* [WORK REQUIRED]: Copy out the listing lines between the line holding "What elements are" and the line holding "y-tick-label: 10 xyxy=(48,206,58,216)", inclusive, leaving out the pictures.

* [DATA FOR PROCESSING]:
------------------------------
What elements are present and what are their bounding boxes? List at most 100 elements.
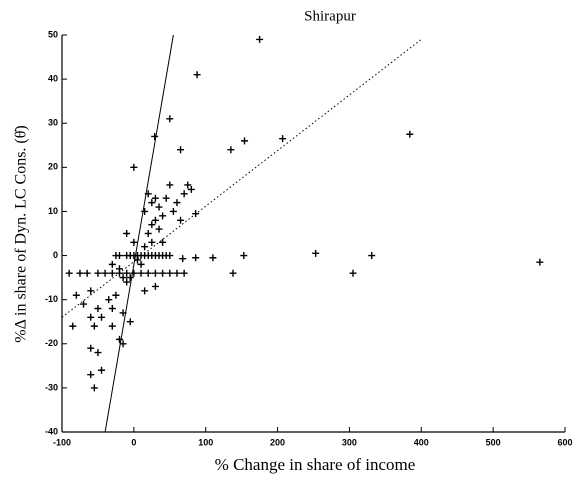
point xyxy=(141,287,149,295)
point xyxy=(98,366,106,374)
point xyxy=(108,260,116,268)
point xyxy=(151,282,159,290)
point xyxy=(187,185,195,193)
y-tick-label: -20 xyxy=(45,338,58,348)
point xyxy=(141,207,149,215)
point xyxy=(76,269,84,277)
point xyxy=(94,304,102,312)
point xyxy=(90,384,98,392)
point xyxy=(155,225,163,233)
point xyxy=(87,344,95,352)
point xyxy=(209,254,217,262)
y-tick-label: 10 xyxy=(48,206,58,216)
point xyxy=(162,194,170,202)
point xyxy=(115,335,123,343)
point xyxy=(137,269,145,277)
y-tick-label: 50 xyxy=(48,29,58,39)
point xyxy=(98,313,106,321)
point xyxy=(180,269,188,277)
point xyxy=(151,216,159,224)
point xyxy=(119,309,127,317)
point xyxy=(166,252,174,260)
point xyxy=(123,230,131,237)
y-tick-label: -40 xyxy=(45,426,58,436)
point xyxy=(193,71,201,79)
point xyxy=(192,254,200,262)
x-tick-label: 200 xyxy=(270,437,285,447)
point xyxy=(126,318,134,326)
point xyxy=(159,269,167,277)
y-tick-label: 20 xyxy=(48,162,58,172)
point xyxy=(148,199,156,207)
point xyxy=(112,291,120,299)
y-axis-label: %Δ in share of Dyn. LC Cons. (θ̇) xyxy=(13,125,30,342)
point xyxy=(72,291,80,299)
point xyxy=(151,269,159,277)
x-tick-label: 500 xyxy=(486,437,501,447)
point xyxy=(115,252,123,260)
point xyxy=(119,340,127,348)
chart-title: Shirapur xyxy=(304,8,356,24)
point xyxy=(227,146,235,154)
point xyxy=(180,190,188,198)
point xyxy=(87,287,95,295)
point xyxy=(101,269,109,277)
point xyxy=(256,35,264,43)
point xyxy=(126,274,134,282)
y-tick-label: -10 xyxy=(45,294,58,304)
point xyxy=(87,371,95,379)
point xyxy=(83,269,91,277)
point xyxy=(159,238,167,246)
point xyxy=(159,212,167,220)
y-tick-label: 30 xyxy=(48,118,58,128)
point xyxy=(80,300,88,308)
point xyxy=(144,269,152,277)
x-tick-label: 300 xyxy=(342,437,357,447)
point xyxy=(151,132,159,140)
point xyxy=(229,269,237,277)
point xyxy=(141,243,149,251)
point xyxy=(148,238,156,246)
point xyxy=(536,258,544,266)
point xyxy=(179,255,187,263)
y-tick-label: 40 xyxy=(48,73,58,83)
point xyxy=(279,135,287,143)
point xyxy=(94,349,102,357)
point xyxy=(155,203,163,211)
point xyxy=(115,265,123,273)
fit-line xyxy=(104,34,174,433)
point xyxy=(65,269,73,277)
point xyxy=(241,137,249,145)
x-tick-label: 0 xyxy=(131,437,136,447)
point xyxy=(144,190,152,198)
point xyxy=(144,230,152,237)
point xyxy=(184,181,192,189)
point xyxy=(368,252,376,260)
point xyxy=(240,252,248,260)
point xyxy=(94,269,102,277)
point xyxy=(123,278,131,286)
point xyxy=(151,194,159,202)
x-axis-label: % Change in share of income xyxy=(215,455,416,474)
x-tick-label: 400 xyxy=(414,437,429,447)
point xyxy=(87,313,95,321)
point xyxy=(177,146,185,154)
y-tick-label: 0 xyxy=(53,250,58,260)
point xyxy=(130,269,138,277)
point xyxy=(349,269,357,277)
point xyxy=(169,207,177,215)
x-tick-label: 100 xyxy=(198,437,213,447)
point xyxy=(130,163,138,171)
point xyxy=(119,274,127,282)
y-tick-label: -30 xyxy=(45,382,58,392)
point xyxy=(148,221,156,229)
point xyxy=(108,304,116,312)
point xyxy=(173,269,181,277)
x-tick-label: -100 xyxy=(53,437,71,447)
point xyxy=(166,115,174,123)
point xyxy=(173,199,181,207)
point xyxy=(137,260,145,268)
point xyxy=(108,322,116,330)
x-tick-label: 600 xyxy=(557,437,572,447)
------------------------------
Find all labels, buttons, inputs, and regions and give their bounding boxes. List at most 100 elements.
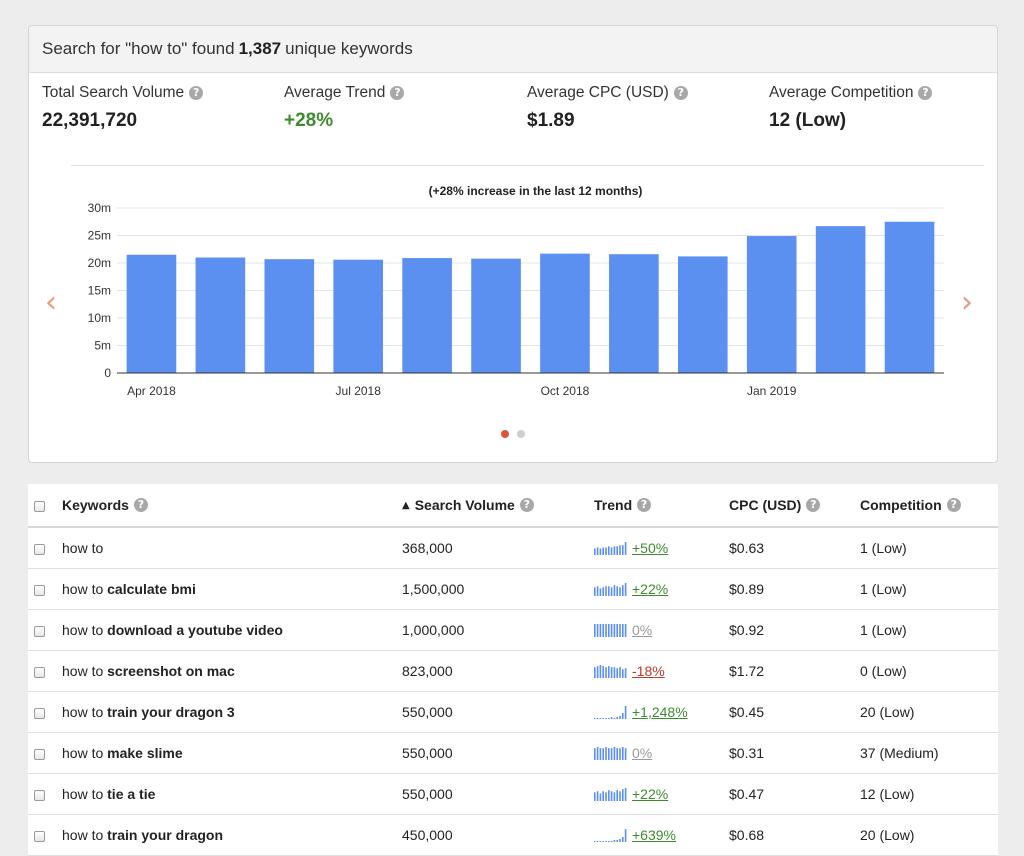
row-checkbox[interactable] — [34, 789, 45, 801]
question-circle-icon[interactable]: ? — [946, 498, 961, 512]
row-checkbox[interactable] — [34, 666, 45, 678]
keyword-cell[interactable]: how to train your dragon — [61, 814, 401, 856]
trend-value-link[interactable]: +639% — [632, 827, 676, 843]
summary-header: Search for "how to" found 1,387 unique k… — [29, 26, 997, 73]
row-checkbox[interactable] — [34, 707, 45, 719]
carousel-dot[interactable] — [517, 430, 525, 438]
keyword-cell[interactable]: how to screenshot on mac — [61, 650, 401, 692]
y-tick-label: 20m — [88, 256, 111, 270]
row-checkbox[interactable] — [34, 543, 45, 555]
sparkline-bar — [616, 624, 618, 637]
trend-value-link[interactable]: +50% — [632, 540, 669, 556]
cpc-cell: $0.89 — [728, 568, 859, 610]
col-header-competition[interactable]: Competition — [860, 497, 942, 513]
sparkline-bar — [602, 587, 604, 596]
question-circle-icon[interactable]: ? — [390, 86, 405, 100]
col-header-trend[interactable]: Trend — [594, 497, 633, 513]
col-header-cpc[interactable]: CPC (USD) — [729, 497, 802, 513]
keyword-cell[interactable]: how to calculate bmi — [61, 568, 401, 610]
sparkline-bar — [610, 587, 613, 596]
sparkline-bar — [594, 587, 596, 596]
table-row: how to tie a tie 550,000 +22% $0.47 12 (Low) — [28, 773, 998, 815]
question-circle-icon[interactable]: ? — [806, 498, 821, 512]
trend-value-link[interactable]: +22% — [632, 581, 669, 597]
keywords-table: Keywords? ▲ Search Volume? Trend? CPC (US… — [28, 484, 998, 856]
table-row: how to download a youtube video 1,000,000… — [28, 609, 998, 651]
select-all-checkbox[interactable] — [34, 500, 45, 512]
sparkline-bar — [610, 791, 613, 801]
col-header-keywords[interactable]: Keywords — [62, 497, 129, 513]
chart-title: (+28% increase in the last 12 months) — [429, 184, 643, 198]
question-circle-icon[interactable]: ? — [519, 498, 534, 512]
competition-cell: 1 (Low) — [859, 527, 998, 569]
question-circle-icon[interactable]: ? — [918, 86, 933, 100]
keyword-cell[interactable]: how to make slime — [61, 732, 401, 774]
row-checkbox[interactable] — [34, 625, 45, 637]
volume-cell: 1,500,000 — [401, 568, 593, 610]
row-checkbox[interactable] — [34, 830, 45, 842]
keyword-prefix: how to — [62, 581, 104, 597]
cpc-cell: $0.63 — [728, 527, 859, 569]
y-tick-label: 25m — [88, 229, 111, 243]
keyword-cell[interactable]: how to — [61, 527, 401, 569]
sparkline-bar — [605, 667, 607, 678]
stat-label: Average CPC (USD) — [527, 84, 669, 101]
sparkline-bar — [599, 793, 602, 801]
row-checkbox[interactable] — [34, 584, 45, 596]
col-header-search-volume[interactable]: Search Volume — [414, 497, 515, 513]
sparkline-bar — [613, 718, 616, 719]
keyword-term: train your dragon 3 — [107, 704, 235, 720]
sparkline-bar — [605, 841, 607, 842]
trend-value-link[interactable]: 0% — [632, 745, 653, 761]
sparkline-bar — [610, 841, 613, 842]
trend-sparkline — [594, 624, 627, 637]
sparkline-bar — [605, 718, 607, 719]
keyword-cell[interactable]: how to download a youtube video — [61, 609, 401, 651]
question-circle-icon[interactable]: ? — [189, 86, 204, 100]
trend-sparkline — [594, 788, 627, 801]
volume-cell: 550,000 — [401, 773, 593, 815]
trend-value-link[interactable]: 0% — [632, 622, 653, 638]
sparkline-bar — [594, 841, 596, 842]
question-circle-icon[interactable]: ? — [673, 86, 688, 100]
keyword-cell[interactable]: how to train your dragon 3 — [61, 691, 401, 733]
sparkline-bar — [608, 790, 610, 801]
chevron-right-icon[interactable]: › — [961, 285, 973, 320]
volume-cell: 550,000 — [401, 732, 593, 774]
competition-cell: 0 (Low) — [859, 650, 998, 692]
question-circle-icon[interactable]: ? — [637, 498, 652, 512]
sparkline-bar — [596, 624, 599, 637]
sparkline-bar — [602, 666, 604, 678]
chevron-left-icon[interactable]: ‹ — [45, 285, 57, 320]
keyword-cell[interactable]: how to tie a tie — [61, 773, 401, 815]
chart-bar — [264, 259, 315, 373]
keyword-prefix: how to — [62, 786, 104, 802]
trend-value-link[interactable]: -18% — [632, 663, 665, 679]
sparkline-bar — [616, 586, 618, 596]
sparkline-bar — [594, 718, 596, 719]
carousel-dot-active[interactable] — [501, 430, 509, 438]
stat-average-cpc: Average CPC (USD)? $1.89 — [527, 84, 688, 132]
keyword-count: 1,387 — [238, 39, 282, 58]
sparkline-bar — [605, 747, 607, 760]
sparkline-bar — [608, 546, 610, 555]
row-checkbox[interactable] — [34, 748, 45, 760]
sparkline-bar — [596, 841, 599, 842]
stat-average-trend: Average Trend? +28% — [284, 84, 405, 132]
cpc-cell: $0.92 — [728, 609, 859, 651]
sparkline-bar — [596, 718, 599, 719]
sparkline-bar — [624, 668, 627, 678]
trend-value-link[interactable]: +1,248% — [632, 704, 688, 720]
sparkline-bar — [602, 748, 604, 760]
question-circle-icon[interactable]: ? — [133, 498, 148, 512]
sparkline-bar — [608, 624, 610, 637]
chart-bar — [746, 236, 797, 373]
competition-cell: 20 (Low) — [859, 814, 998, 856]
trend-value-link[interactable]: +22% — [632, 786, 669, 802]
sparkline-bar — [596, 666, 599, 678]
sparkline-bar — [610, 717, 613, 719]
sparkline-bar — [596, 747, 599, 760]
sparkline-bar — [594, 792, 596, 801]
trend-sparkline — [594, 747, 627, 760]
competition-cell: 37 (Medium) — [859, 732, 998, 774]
------------------------------
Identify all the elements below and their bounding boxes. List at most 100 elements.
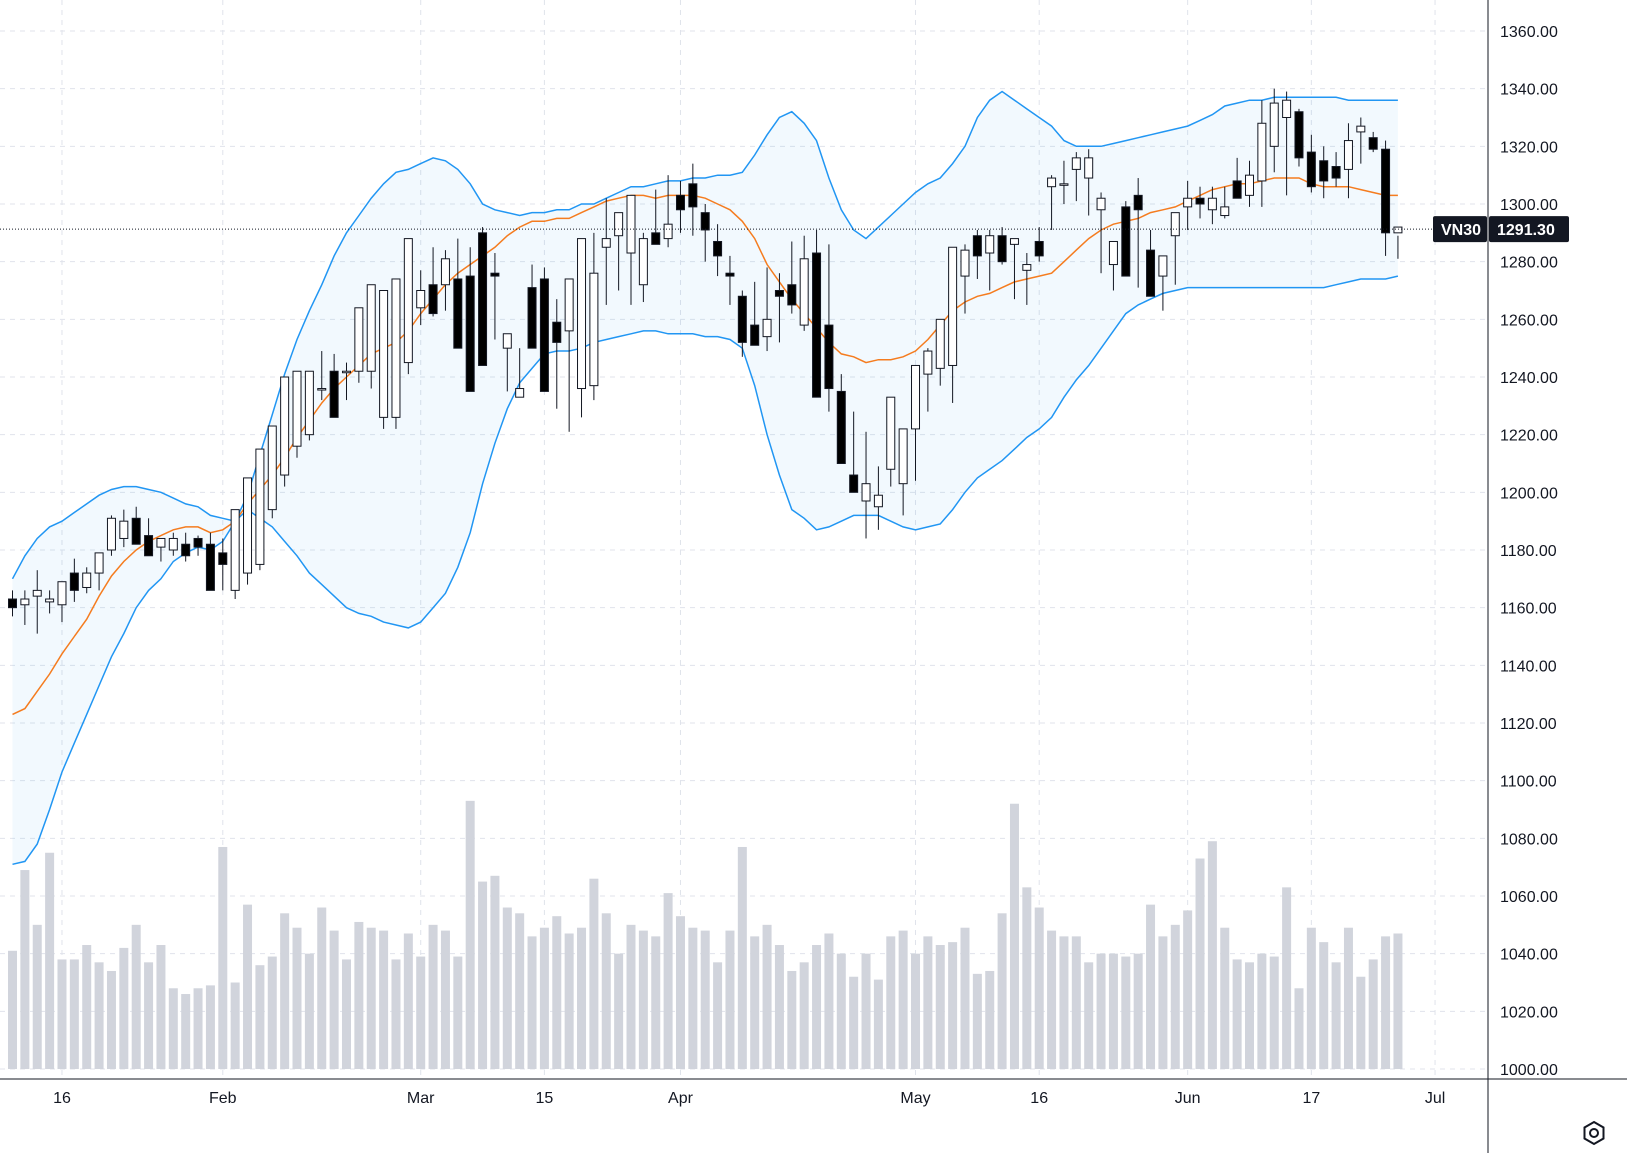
------------------------------
* [THE OUTPUT]:
What elements are present and what are their bounding boxes? List at most 100 elements.
point xyxy=(141,287,149,295)
point xyxy=(98,366,106,374)
point xyxy=(108,260,116,268)
point xyxy=(151,282,159,290)
point xyxy=(187,185,195,193)
y-tick-label: -20 xyxy=(45,338,58,348)
point xyxy=(141,207,149,215)
point xyxy=(76,269,84,277)
point xyxy=(94,304,102,312)
point xyxy=(90,384,98,392)
point xyxy=(155,225,163,233)
point xyxy=(87,344,95,352)
point xyxy=(209,254,217,262)
y-tick-label: 10 xyxy=(48,206,58,216)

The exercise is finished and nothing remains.